##### Supplied information

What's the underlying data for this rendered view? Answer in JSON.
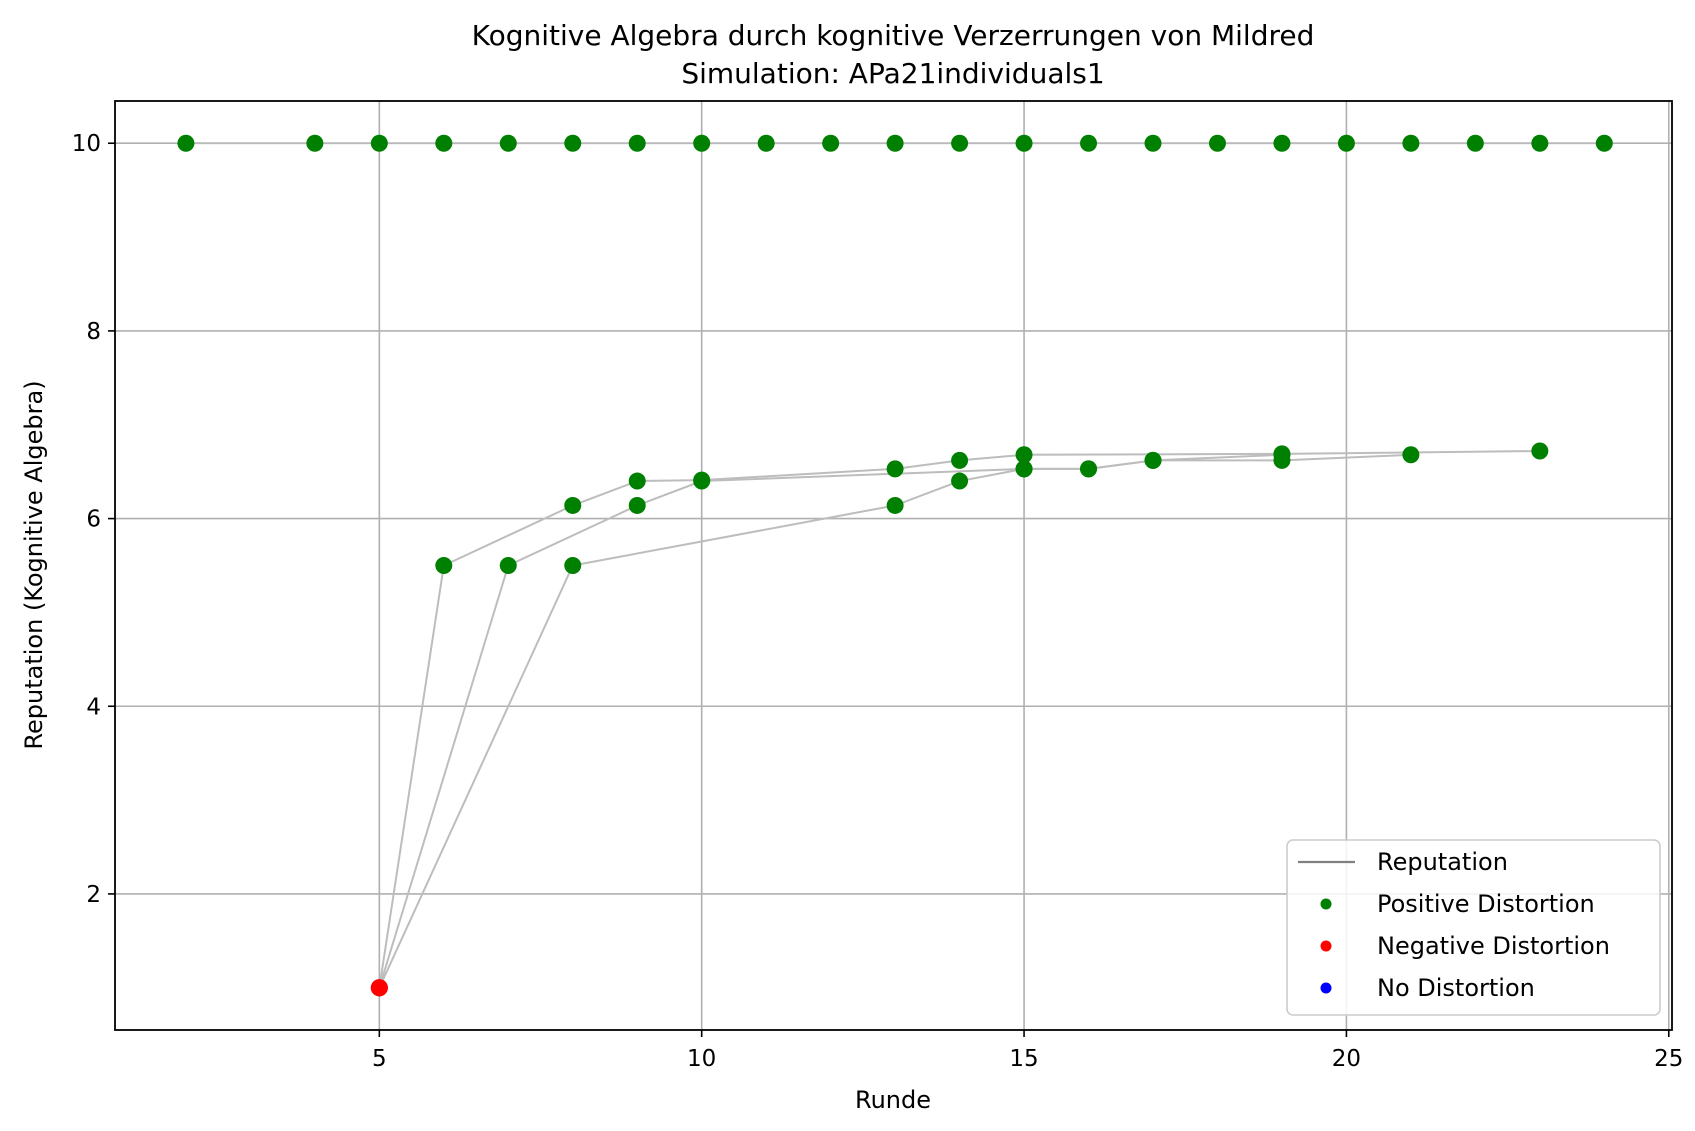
{
  "chart_data": {
    "type": "scatter",
    "title": "Kognitive Algebra durch kognitive Verzerrungen von Mildred",
    "subtitle": "Simulation: APa21individuals1",
    "xlabel": "Runde",
    "ylabel": "Reputation (Kognitive Algebra)",
    "xlim": [
      0.9,
      25.05
    ],
    "ylim": [
      0.55,
      10.45
    ],
    "xticks": [
      5,
      10,
      15,
      20,
      25
    ],
    "yticks": [
      2,
      4,
      6,
      8,
      10
    ],
    "xtick_labels": [
      "5",
      "10",
      "15",
      "20",
      "25"
    ],
    "ytick_labels": [
      "2",
      "4",
      "6",
      "8",
      "10"
    ],
    "grid": true,
    "legend_position": "lower right",
    "colors": {
      "reputation_line": "#808080",
      "trajectory_line": "#bdbdbd",
      "positive": "#008000",
      "negative": "#ff0000",
      "none": "#0000ff",
      "grid": "#b0b0b0"
    },
    "legend": [
      {
        "label": "Reputation",
        "kind": "line",
        "color": "#808080"
      },
      {
        "label": "Positive Distortion",
        "kind": "dot",
        "color": "#008000"
      },
      {
        "label": "Negative Distortion",
        "kind": "dot",
        "color": "#ff0000"
      },
      {
        "label": "No Distortion",
        "kind": "dot",
        "color": "#0000ff"
      }
    ],
    "series": [
      {
        "x": [
          2,
          4,
          5,
          6,
          7,
          8,
          9,
          10,
          11,
          12,
          13,
          14,
          15,
          16,
          17,
          18,
          19,
          20,
          21,
          22,
          23,
          24
        ],
        "y": [
          10,
          10,
          10,
          10,
          10,
          10,
          10,
          10,
          10,
          10,
          10,
          10,
          10,
          10,
          10,
          10,
          10,
          10,
          10,
          10,
          10,
          10
        ],
        "distortion": [
          "positive",
          "positive",
          "positive",
          "positive",
          "positive",
          "positive",
          "positive",
          "positive",
          "positive",
          "positive",
          "positive",
          "positive",
          "positive",
          "positive",
          "positive",
          "positive",
          "positive",
          "positive",
          "positive",
          "positive",
          "positive",
          "positive"
        ]
      },
      {
        "x": [
          5,
          6,
          8,
          9,
          10,
          13,
          14,
          15,
          19,
          23
        ],
        "y": [
          1.0,
          5.5,
          6.14,
          6.4,
          6.41,
          6.53,
          6.62,
          6.68,
          6.69,
          6.72
        ],
        "distortion": [
          "negative",
          "positive",
          "positive",
          "positive",
          "positive",
          "positive",
          "positive",
          "positive",
          "positive",
          "positive"
        ]
      },
      {
        "x": [
          5,
          7,
          9,
          10,
          15,
          16,
          17,
          19,
          21
        ],
        "y": [
          1.0,
          5.5,
          6.14,
          6.4,
          6.53,
          6.53,
          6.62,
          6.62,
          6.68
        ],
        "distortion": [
          "negative",
          "positive",
          "positive",
          "positive",
          "positive",
          "positive",
          "positive",
          "positive",
          "positive"
        ]
      },
      {
        "x": [
          5,
          8,
          13,
          14,
          15,
          16,
          17,
          19
        ],
        "y": [
          1.0,
          5.5,
          6.14,
          6.4,
          6.53,
          6.53,
          6.62,
          6.68
        ],
        "distortion": [
          "negative",
          "positive",
          "positive",
          "positive",
          "positive",
          "positive",
          "positive",
          "positive"
        ]
      }
    ]
  }
}
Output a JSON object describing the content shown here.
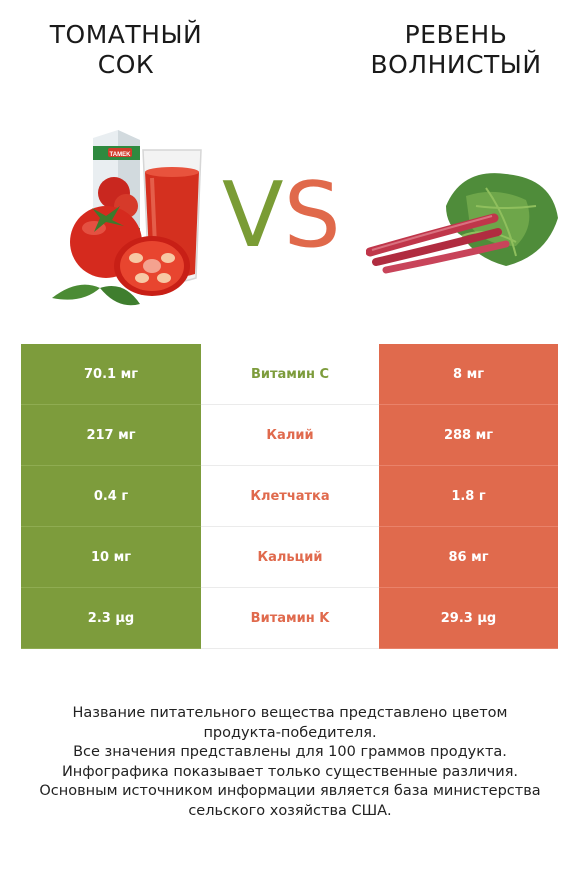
{
  "left_product": {
    "title_line1": "ТОМАТНЫЙ",
    "title_line2": "СОК",
    "color": "#7d9c3c"
  },
  "right_product": {
    "title_line1": "РЕВЕНЬ",
    "title_line2": "ВОЛНИСТЫЙ",
    "color": "#e06a4d"
  },
  "vs": {
    "v": "V",
    "s": "S"
  },
  "juice_box_brand": "TAMEK",
  "rows": [
    {
      "left": "70.1 мг",
      "name": "Витамин C",
      "right": "8 мг",
      "name_color": "#7d9c3c"
    },
    {
      "left": "217 мг",
      "name": "Калий",
      "right": "288 мг",
      "name_color": "#e06a4d"
    },
    {
      "left": "0.4 г",
      "name": "Клетчатка",
      "right": "1.8 г",
      "name_color": "#e06a4d"
    },
    {
      "left": "10 мг",
      "name": "Кальций",
      "right": "86 мг",
      "name_color": "#e06a4d"
    },
    {
      "left": "2.3 µg",
      "name": "Витамин K",
      "right": "29.3 µg",
      "name_color": "#e06a4d"
    }
  ],
  "footer": {
    "line1": "Название питательного вещества представлено цветом",
    "line2": "продукта-победителя.",
    "line3": "Все значения представлены для 100 граммов продукта.",
    "line4": "Инфографика показывает только существенные различия.",
    "line5": "Основным источником информации является база министерства",
    "line6": "сельского хозяйства США."
  }
}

##########

• [What the task asks]
Give the count of lines containing "Kognitive", with no added text.

• [Right answer]
2